Copy, from the entries below, each line in which the string "English" appears.

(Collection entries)
## START

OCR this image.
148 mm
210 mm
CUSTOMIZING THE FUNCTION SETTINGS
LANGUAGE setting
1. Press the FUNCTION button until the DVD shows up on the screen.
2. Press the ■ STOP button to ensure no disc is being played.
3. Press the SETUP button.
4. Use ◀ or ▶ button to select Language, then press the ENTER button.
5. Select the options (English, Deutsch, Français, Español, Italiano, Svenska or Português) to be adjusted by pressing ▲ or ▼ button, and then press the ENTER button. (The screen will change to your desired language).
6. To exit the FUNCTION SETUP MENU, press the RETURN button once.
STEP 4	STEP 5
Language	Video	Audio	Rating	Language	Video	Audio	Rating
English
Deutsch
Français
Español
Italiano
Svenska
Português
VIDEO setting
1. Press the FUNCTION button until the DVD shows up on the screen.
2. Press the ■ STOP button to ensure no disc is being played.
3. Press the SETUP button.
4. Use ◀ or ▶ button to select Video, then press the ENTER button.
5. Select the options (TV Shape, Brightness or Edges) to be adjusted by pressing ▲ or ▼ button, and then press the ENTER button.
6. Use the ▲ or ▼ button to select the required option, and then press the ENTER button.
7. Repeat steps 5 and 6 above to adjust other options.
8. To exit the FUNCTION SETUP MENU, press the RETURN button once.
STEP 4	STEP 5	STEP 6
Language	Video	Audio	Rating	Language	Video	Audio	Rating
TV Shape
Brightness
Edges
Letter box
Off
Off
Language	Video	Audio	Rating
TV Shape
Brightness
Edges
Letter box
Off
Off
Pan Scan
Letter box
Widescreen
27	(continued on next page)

## END

_Solution below_:
5. Select the options (English, Deutsch, Français, Español, Italiano, Svenska or Português) to be adjusted by pressing ▲ or ▼ button, and then press the ENTER button. (The screen will change to your desired language).
English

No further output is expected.